Single out each line with the word "случаѣ" and copy it.

▸ **Records shown**
• • • • •

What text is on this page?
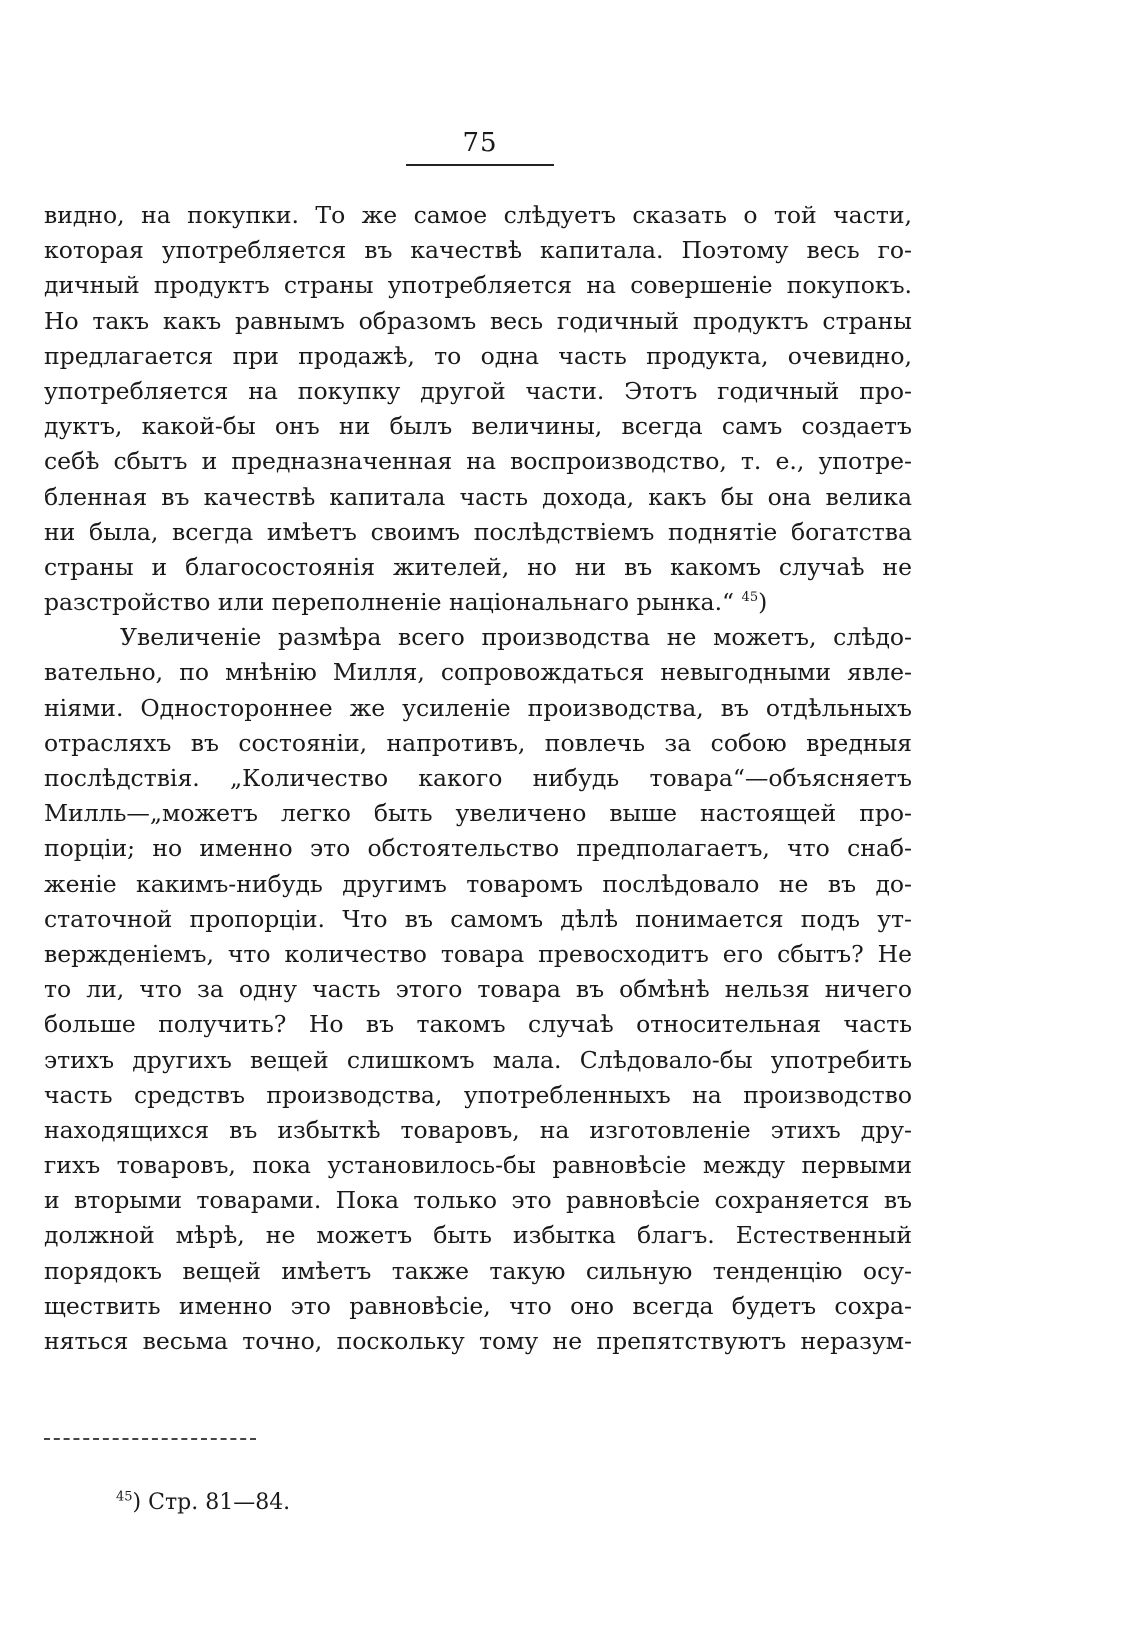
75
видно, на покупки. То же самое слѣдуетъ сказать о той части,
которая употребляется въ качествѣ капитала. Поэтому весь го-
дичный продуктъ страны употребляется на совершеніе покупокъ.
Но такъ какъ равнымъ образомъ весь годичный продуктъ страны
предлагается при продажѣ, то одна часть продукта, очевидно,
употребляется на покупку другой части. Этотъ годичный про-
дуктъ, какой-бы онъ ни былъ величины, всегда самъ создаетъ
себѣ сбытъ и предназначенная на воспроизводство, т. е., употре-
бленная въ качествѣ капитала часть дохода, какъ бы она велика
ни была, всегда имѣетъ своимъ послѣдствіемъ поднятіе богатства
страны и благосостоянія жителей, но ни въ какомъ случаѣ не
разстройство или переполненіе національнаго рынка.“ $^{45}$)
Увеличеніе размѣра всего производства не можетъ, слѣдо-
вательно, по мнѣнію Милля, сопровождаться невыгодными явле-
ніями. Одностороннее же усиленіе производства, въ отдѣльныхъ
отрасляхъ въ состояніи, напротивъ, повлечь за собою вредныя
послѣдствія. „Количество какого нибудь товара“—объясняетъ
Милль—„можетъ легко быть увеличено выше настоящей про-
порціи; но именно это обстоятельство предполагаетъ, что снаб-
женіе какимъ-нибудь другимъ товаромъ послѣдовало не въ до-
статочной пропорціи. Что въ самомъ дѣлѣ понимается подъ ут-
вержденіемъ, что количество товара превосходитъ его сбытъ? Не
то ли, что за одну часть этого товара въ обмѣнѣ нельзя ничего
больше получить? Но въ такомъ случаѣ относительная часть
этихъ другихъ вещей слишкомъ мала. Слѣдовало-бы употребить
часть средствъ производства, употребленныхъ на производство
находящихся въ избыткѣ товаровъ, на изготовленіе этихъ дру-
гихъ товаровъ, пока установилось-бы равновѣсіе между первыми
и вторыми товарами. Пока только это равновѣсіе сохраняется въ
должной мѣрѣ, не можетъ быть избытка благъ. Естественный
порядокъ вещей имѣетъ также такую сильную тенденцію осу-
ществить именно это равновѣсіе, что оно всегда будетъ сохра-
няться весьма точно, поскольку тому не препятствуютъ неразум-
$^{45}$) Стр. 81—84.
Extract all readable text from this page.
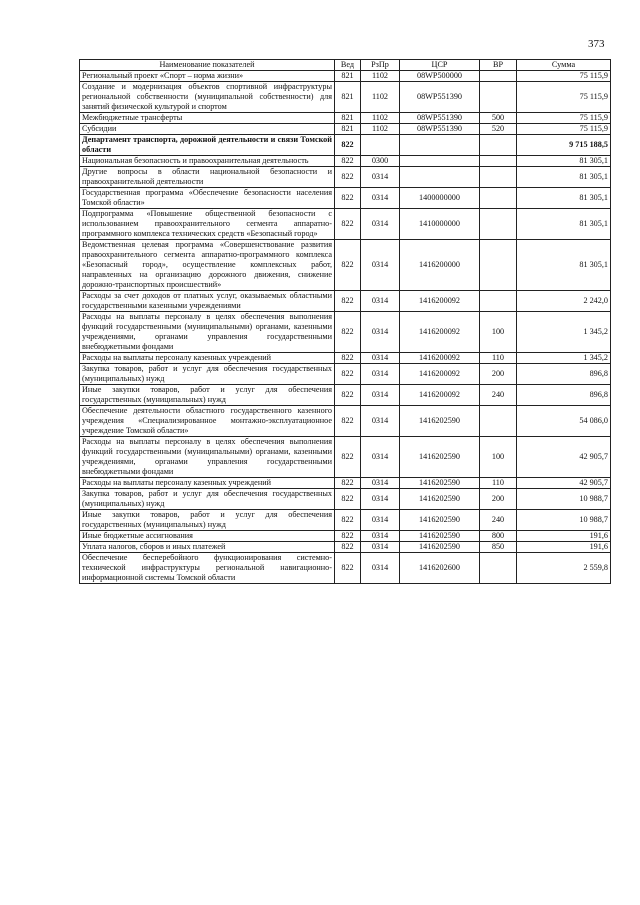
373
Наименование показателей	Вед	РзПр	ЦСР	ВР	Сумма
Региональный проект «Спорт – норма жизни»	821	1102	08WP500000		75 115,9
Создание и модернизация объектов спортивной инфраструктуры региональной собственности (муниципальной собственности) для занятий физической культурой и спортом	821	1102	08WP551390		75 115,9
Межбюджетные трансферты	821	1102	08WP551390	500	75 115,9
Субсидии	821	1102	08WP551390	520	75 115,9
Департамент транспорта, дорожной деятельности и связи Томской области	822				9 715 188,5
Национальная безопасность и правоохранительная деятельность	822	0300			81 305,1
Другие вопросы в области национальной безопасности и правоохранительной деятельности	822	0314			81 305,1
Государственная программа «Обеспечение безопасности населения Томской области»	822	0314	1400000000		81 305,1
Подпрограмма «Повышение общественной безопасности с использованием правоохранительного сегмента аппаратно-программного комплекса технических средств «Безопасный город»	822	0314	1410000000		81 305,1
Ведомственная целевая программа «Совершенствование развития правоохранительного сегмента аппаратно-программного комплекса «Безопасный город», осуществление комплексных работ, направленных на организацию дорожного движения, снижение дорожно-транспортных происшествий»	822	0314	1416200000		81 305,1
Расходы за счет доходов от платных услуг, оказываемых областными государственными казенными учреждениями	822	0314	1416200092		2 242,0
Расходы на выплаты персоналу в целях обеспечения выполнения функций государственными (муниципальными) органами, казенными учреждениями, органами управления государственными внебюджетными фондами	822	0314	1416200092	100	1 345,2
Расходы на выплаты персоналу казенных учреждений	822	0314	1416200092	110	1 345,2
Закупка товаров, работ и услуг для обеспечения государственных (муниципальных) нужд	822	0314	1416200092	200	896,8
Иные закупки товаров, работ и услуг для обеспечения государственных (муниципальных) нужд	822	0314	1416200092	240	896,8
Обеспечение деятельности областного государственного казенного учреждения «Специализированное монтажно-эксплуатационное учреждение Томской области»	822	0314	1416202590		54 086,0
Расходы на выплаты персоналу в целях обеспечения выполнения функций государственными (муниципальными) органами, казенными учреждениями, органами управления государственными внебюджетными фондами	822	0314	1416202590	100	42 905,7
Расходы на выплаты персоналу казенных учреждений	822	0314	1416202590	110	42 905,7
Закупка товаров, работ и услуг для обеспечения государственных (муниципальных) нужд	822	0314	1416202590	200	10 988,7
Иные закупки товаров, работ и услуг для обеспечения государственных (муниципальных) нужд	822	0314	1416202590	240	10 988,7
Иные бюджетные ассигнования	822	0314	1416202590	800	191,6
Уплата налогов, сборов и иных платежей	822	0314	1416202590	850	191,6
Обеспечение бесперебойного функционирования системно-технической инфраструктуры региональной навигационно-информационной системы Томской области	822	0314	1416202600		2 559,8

• • • • •

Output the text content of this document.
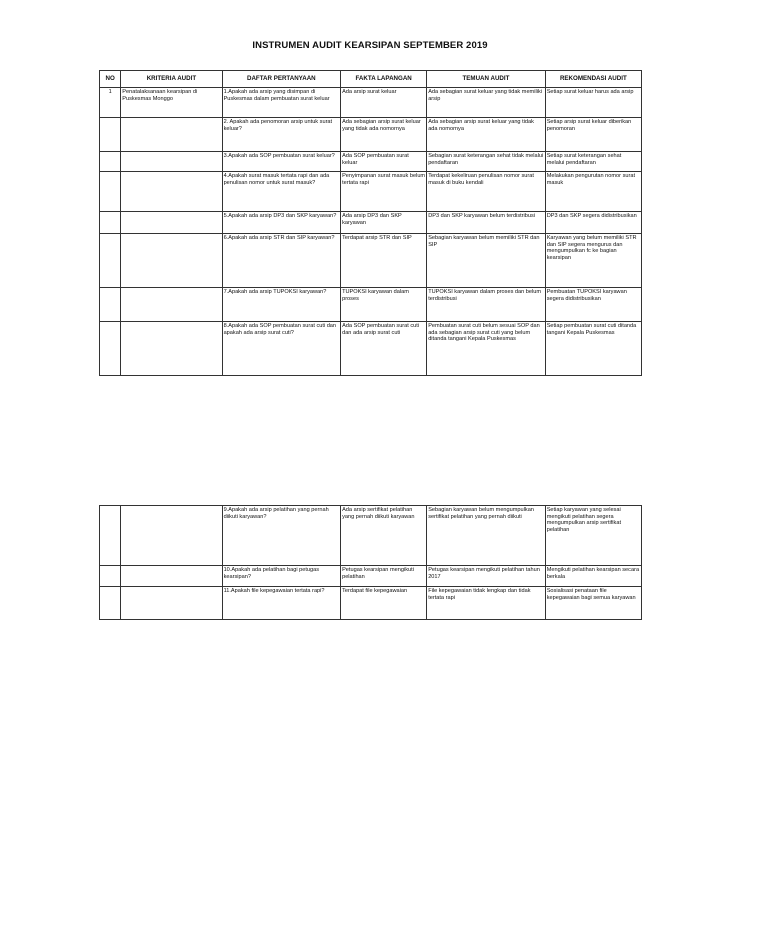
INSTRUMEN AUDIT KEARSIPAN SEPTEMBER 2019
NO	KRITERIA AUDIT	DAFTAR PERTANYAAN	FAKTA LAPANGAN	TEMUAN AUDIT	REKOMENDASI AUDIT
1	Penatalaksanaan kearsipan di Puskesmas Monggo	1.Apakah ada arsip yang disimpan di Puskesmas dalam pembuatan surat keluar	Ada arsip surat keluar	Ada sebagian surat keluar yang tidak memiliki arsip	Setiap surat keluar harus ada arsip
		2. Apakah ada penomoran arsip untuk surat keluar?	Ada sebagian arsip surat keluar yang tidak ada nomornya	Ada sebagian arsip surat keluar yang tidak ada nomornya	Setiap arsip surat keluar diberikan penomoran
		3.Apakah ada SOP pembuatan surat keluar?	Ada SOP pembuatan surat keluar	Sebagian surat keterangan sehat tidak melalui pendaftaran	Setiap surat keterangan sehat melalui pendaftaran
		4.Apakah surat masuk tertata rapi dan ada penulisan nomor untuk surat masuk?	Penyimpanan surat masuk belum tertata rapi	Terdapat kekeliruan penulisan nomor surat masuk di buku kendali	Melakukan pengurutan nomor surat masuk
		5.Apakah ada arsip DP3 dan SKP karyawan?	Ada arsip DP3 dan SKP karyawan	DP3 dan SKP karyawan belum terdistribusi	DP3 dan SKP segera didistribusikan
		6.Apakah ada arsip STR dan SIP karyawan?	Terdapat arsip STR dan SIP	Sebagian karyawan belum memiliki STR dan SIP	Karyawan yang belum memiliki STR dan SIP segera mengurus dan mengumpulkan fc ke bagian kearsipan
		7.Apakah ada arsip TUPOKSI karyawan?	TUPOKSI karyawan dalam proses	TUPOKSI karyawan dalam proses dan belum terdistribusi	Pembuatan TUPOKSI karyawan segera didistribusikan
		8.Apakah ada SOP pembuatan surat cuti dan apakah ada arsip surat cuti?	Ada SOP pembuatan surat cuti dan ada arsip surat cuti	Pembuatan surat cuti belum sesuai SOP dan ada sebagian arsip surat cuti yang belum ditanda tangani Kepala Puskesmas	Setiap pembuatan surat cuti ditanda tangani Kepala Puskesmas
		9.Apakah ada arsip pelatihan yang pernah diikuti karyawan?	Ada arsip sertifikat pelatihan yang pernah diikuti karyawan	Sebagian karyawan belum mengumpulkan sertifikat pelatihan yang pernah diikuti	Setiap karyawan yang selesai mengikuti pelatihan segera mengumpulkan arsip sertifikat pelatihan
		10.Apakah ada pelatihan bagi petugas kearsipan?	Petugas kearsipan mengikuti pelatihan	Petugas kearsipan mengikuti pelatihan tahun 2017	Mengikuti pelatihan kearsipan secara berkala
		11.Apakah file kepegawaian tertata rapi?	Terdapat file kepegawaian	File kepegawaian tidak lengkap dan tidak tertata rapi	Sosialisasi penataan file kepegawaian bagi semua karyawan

• • • • •

▸ **The response**
страны и благосостоянія жителей, но ни въ какомъ случаѣ не
больше получить? Но въ такомъ случаѣ относительная часть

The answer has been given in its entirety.